The problem ::
Quote the whole listing exactly. Leave the pictures out of your copy.
### Material for this task ###
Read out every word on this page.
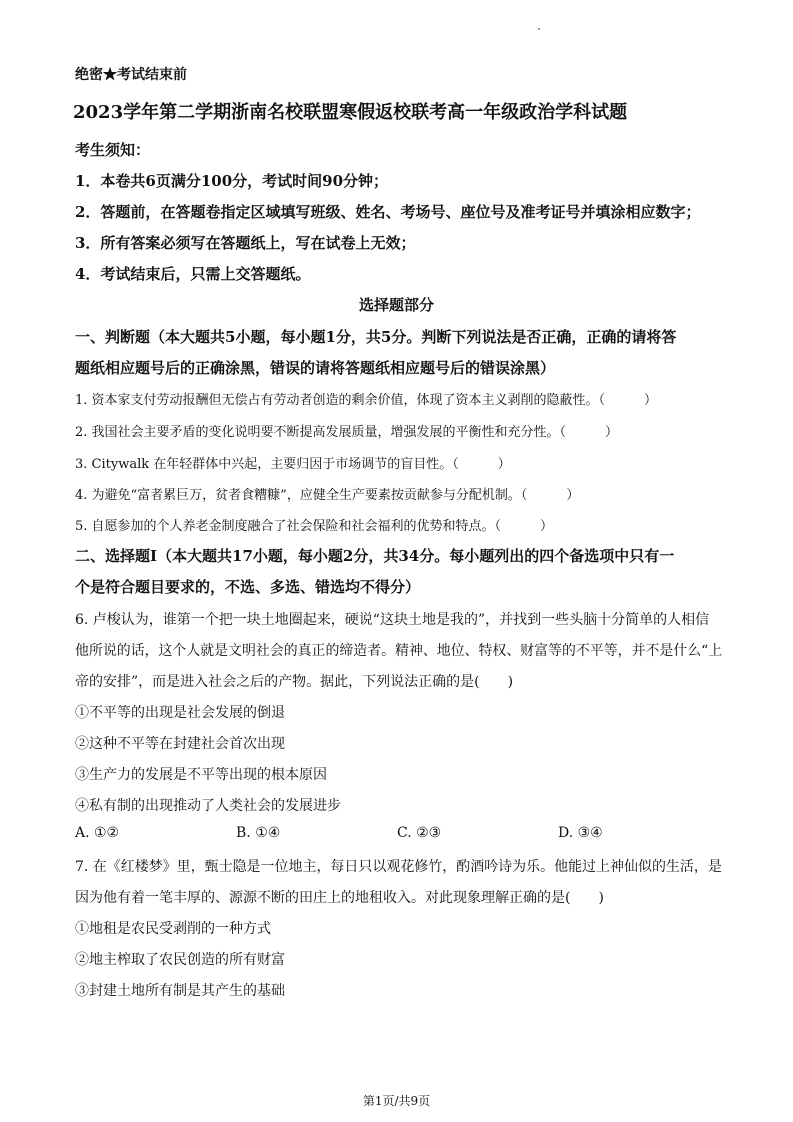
绝密★考试结束前
2023学年第二学期浙南名校联盟寒假返校联考高一年级政治学科试题
考生须知：
1．本卷共6页满分100分，考试时间90分钟；
2．答题前，在答题卷指定区域填写班级、姓名、考场号、座位号及准考证号并填涂相应数字；
3．所有答案必须写在答题纸上，写在试卷上无效；
4．考试结束后，只需上交答题纸。
选择题部分
一、判断题（本大题共5小题，每小题1分，共5分。判断下列说法是否正确，正确的请将答
题纸相应题号后的正确涂黑，错误的请将答题纸相应题号后的错误涂黑）
1. 资本家支付劳动报酬但无偿占有劳动者创造的剩余价值，体现了资本主义剥削的隐蔽性。（　　　）
2. 我国社会主要矛盾的变化说明要不断提高发展质量，增强发展的平衡性和充分性。（　　　）
3. Citywalk 在年轻群体中兴起，主要归因于市场调节的盲目性。（　　　）
4. 为避免“富者累巨万，贫者食糟糠”，应健全生产要素按贡献参与分配机制。（　　　）
5. 自愿参加的个人养老金制度融合了社会保险和社会福利的优势和特点。（　　　）
二、选择题Ⅰ（本大题共17小题，每小题2分，共34分。每小题列出的四个备选项中只有一
个是符合题目要求的，不选、多选、错选均不得分）
6. 卢梭认为，谁第一个把一块土地圈起来，硬说“这块土地是我的”，并找到一些头脑十分简单的人相信
他所说的话，这个人就是文明社会的真正的缔造者。精神、地位、特权、财富等的不平等，并不是什么“上
帝的安排”，而是进入社会之后的产物。据此，下列说法正确的是(　　)
①不平等的出现是社会发展的倒退
②这种不平等在封建社会首次出现
③生产力的发展是不平等出现的根本原因
④私有制的出现推动了人类社会的发展进步
A. ①②	B. ①④	C. ②③	D. ③④
7. 在《红楼梦》里，甄士隐是一位地主，每日只以观花修竹，酌酒吟诗为乐。他能过上神仙似的生活，是
因为他有着一笔丰厚的、源源不断的田庄上的地租收入。对此现象理解正确的是(　　)
①地租是农民受剥削的一种方式
②地主榨取了农民创造的所有财富
③封建土地所有制是其产生的基础
第1页/共9页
###
Written response ::
Read out every word on this page.
绝密★考试结束前
2023学年第二学期浙南名校联盟寒假返校联考高一年级政治学科试题
考生须知：
1．本卷共6页满分100分，考试时间90分钟；
2．答题前，在答题卷指定区域填写班级、姓名、考场号、座位号及准考证号并填涂相应数字；
3．所有答案必须写在答题纸上，写在试卷上无效；
4．考试结束后，只需上交答题纸。
选择题部分
一、判断题（本大题共5小题，每小题1分，共5分。判断下列说法是否正确，正确的请将答
题纸相应题号后的正确涂黑，错误的请将答题纸相应题号后的错误涂黑）
1. 资本家支付劳动报酬但无偿占有劳动者创造的剩余价值，体现了资本主义剥削的隐蔽性。（　　　）
2. 我国社会主要矛盾的变化说明要不断提高发展质量，增强发展的平衡性和充分性。（　　　）
3. Citywalk 在年轻群体中兴起，主要归因于市场调节的盲目性。（　　　）
4. 为避免“富者累巨万，贫者食糟糠”，应健全生产要素按贡献参与分配机制。（　　　）
5. 自愿参加的个人养老金制度融合了社会保险和社会福利的优势和特点。（　　　）
二、选择题Ⅰ（本大题共17小题，每小题2分，共34分。每小题列出的四个备选项中只有一
个是符合题目要求的，不选、多选、错选均不得分）
6. 卢梭认为，谁第一个把一块土地圈起来，硬说“这块土地是我的”，并找到一些头脑十分简单的人相信
他所说的话，这个人就是文明社会的真正的缔造者。精神、地位、特权、财富等的不平等，并不是什么“上
帝的安排”，而是进入社会之后的产物。据此，下列说法正确的是(　　)
①不平等的出现是社会发展的倒退
②这种不平等在封建社会首次出现
③生产力的发展是不平等出现的根本原因
④私有制的出现推动了人类社会的发展进步
A. ①②	B. ①④	C. ②③	D. ③④
7. 在《红楼梦》里，甄士隐是一位地主，每日只以观花修竹，酌酒吟诗为乐。他能过上神仙似的生活，是
因为他有着一笔丰厚的、源源不断的田庄上的地租收入。对此现象理解正确的是(　　)
①地租是农民受剥削的一种方式
②地主榨取了农民创造的所有财富
③封建土地所有制是其产生的基础
第1页/共9页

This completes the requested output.